Work to do
Look through the listing below and report how many lines contain "characteristics", as a bare number.

--- start ---

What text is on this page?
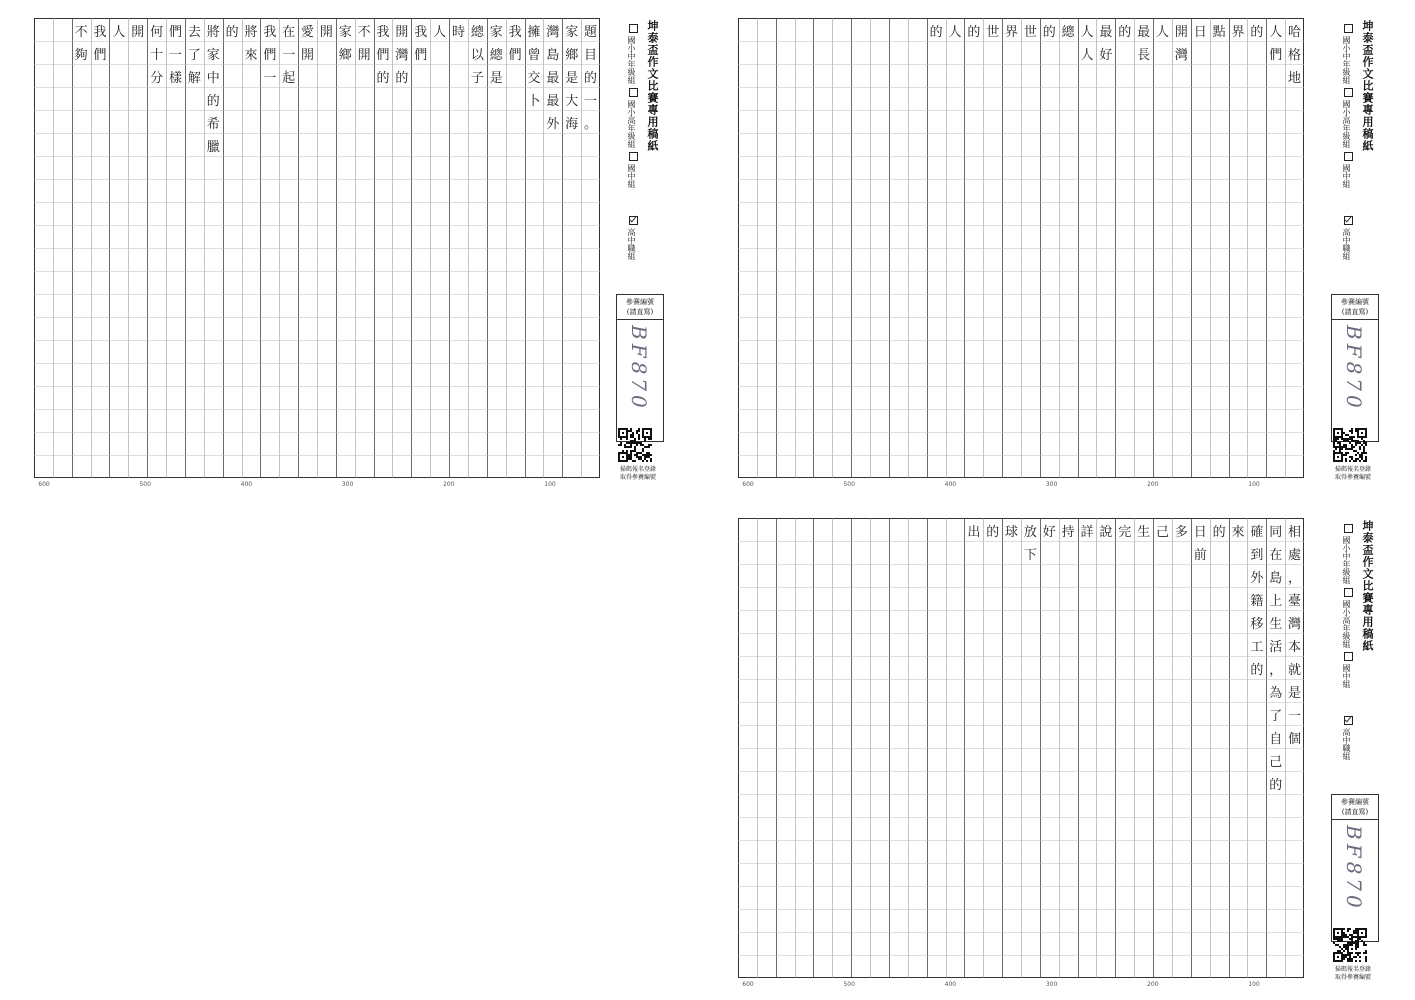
題
目
的
一
。
家
鄉
是
大
海
灣
島
最
最
外
擁
曾
交
卜
我
們
家
總
是
總
以
子
時
人
我
們
開
灣
的
我
們
的
不
開
家
鄉
開
愛
開
在
一
起
我
們
一
將
來
的
將
家
中
的
希
臘
去
了
解
們
一
樣
何
十
分
開
人
我
們
不
夠
600	500	400	300	200	100
坤泰盃作文比賽專用稿紙
參賽編號
(請直寫)
BF870
掃碼報名登錄
取得參賽編號
國小中年級組
國小高年級組
國中組
高中職組
哈
格
地
人
們
的
界
點
日
開
灣
人
最
長
的
最
好
人
人
總
的
世
界
世
的
人
的
600	500	400	300	200	100
坤泰盃作文比賽專用稿紙
參賽編號
(請直寫)
BF870
掃碼報名登錄
取得參賽編號
國小中年級組
國小高年級組
國中組
高中職組
相
處
，
臺
灣
本
就
是
一
個
同
在
島
上
生
活
，
為
了
自
己
的
確
到
外
籍
移
工
的
來
的
日
前
多
己
生
完
說
詳
持
好
放
下
球
的
出
600	500	400	300	200	100
坤泰盃作文比賽專用稿紙
參賽編號
(請直寫)
BF870
掃碼報名登錄
取得參賽編號
國小中年級組
國小高年級組
國中組
高中職組
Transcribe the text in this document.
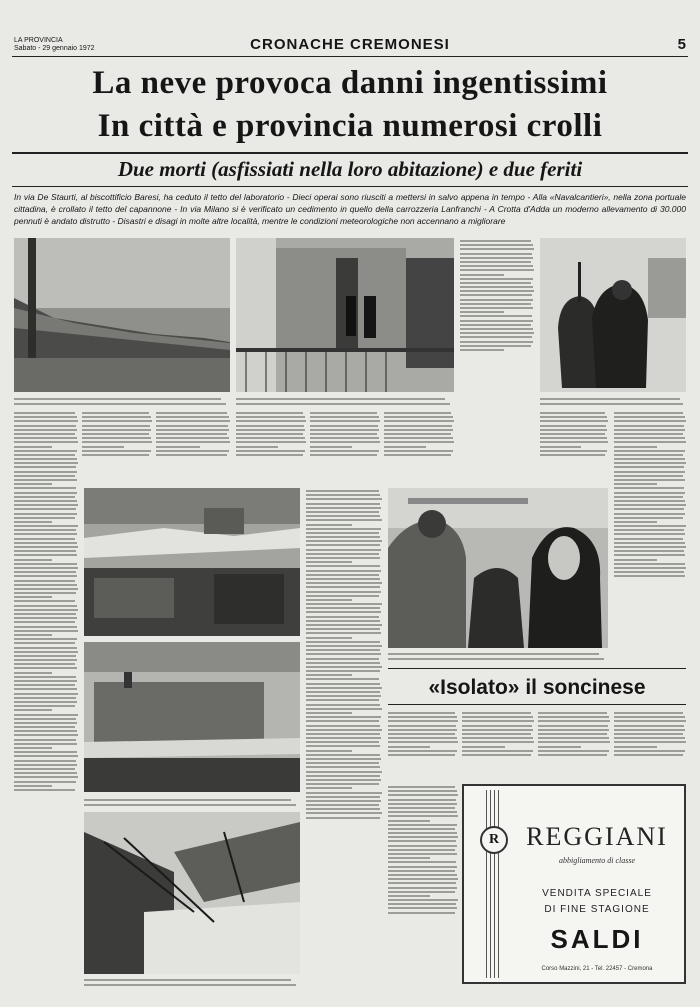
LA PROVINCIA
Sabato - 29 gennaio 1972	CRONACHE CREMONESI	5
La neve provoca danni ingentissimi
In città e provincia numerosi crolli
Due morti (asfissiati nella loro abitazione) e due feriti
In via De Staurti, al biscottificio Baresi, ha ceduto il tetto del laboratorio - Dieci operai sono riusciti a mettersi in salvo appena in tempo - Alla «Navalcantieri», nella zona portuale cittadina, è crollato il tetto del capannone - In via Milano si è verificato un cedimento in quello della carrozzeria Lanfranchi - A Crotta d'Adda un moderno allevamento di 30.000 pennuti è andato distrutto - Disastri e disagi in molte altre località, mentre le condizioni meteorologiche non accennano a migliorare
«Isolato» il soncinese
R	REGGIANI
abbigliamento di classe
VENDITA SPECIALE
DI FINE STAGIONE
SALDI
Corso Mazzini, 21 - Tel. 22457 - Cremona
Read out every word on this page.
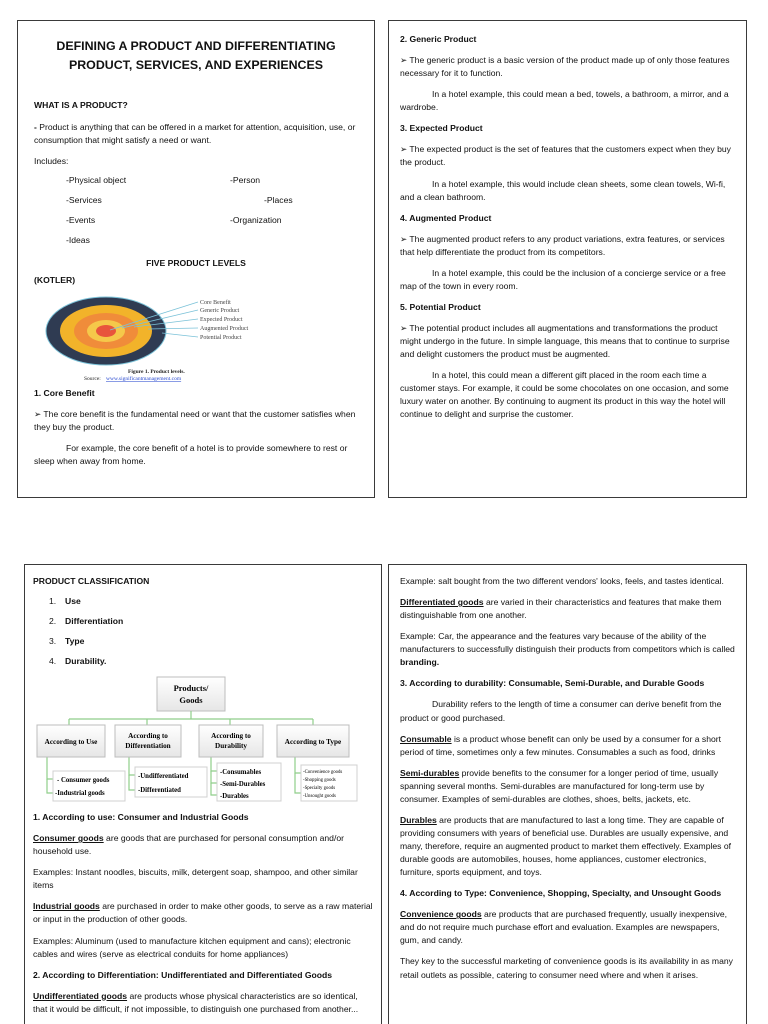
DEFINING A PRODUCT AND DIFFERENTIATING
PRODUCT, SERVICES, AND EXPERIENCES
WHAT IS A PRODUCT?

- Product is anything that can be offered in a market for attention, acquisition, use, or consumption that might satisfy a need or want.

Includes:
-Physical object	-Person
-Services	-Places
-Events	-Organization
-Ideas
FIVE PRODUCT LEVELS
(KOTLER)
Core Benefit
Generic Product
Expected Product
Augmented Product
Potential Product
Figure 1. Product levels.
Source: www.significantmanagement.com
1. Core Benefit

➢ The core benefit is the fundamental need or want that the customer satisfies when they buy the product.

For example, the core benefit of a hotel is to provide somewhere to rest or sleep when away from home.

2. Generic Product

➢ The generic product is a basic version of the product made up of only those features necessary for it to function.

In a hotel example, this could mean a bed, towels, a bathroom, a mirror, and a wardrobe.

3. Expected Product

➢ The expected product is the set of features that the customers expect when they buy the product.

In a hotel example, this would include clean sheets, some clean towels, Wi-fi, and a clean bathroom.

4. Augmented Product

➢ The augmented product refers to any product variations, extra features, or services that help differentiate the product from its competitors.

In a hotel example, this could be the inclusion of a concierge service or a free map of the town in every room.

5. Potential Product

➢ The potential product includes all augmentations and transformations the product might undergo in the future. In simple language, this means that to continue to surprise and delight customers the product must be augmented.

In a hotel, this could mean a different gift placed in the room each time a customer stays. For example, it could be some chocolates on one occasion, and some luxury water on another. By continuing to augment its product in this way the hotel will continue to delight and surprise the customer.

PRODUCT CLASSIFICATION
1.	Use
2.	Differentiation
3.	Type
4.	Durability.
Products/
Goods
According to Use
According to
Differentiation
According to
Durability	According to Type
- Consumer goods
-Industrial goods
-Undifferentiated
-Differentiated
-Consumables
-Semi-Durables
-Durables
-Convenience goods
-Shopping goods
-Specialty goods
-Unsought goods
1. According to use: Consumer and Industrial Goods

Consumer goods are goods that are purchased for personal consumption and/or household use.

Examples: Instant noodles, biscuits, milk, detergent soap, shampoo, and other similar items

Industrial goods are purchased in order to make other goods, to serve as a raw material or input in the production of other goods.

Examples: Aluminum (used to manufacture kitchen equipment and cans); electronic cables and wires (serve as electrical conduits for home appliances)

2. According to Differentiation: Undifferentiated and Differentiated Goods

Undifferentiated goods are products whose physical characteristics are so identical, that it would be difficult, if not impossible, to distinguish one purchased from another...

Example: salt bought from the two different vendors' looks, feels, and tastes identical.

Differentiated goods are varied in their characteristics and features that make them distinguishable from one another.

Example: Car, the appearance and the features vary because of the ability of the manufacturers to successfully distinguish their products from competitors which is called branding.

3. According to durability: Consumable, Semi-Durable, and Durable Goods

Durability refers to the length of time a consumer can derive benefit from the product or good purchased.

Consumable is a product whose benefit can only be used by a consumer for a short period of time, sometimes only a few minutes. Consumables a such as food, drinks

Semi-durables provide benefits to the consumer for a longer period of time, usually spanning several months. Semi-durables are manufactured for long-term use by consumer. Examples of semi-durables are clothes, shoes, belts, jackets, etc.

Durables are products that are manufactured to last a long time. They are capable of providing consumers with years of beneficial use. Durables are usually expensive, and many, therefore, require an augmented product to market them effectively. Examples of durable goods are automobiles, houses, home appliances, customer electronics, furniture, sports equipment, and toys.

4. According to Type: Convenience, Shopping, Specialty, and Unsought Goods

Convenience goods are products that are purchased frequently, usually inexpensive, and do not require much purchase effort and evaluation. Examples are newspapers, gum, and candy.

They key to the successful marketing of convenience goods is its availability in as many retail outlets as possible, catering to consumer need where and when it arises.
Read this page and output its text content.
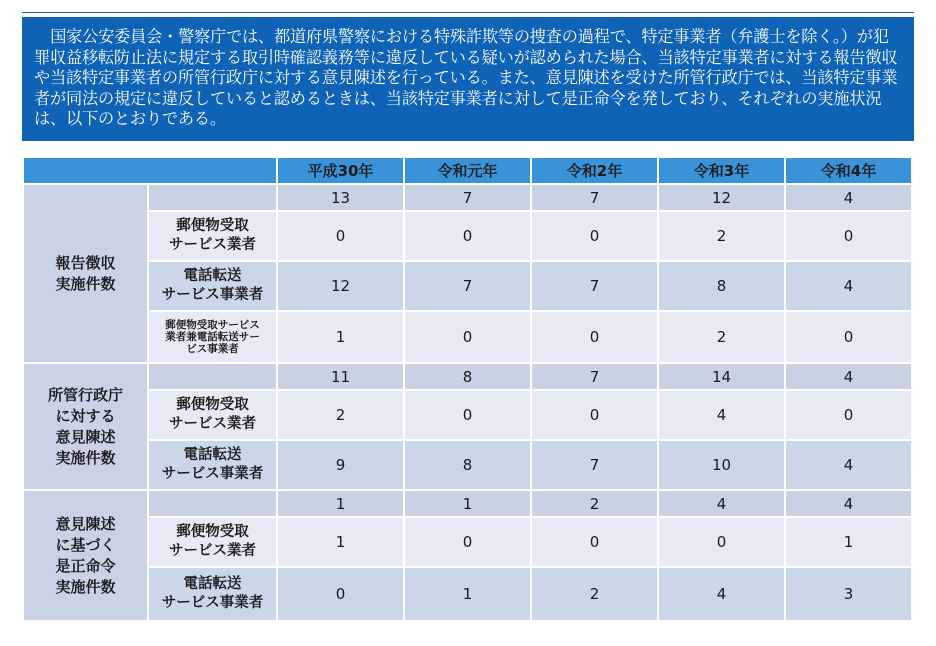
国家公安委員会・警察庁では、都道府県警察における特殊詐欺等の捜査の過程で、特定事業者（弁護士を除く。）が犯罪収益移転防止法に規定する取引時確認義務等に違反している疑いが認められた場合、当該特定事業者に対する報告徴収や当該特定事業者の所管行政庁に対する意見陳述を行っている。また、意見陳述を受けた所管行政庁では、当該特定事業者が同法の規定に違反していると認めるときは、当該特定事業者に対して是正命令を発しており、それぞれの実施状況は、以下のとおりである。
		平成30年	令和元年	令和2年	令和3年	令和4年
報告徴収
実施件数		13	7	7	12	4
	郵便物受取
サービス業者	0	0	0	2	0
	電話転送
サービス事業者	12	7	7	8	4
	郵便物受取サービス
業者兼電話転送サー
ビス事業者	1	0	0	2	0
所管行政庁
に対する
意見陳述
実施件数		11	8	7	14	4
	郵便物受取
サービス業者	2	0	0	4	0
	電話転送
サービス事業者	9	8	7	10	4
意見陳述
に基づく
是正命令
実施件数		1	1	2	4	4
	郵便物受取
サービス業者	1	0	0	0	1
	電話転送
サービス事業者	0	1	2	4	3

--- end ---

Response
2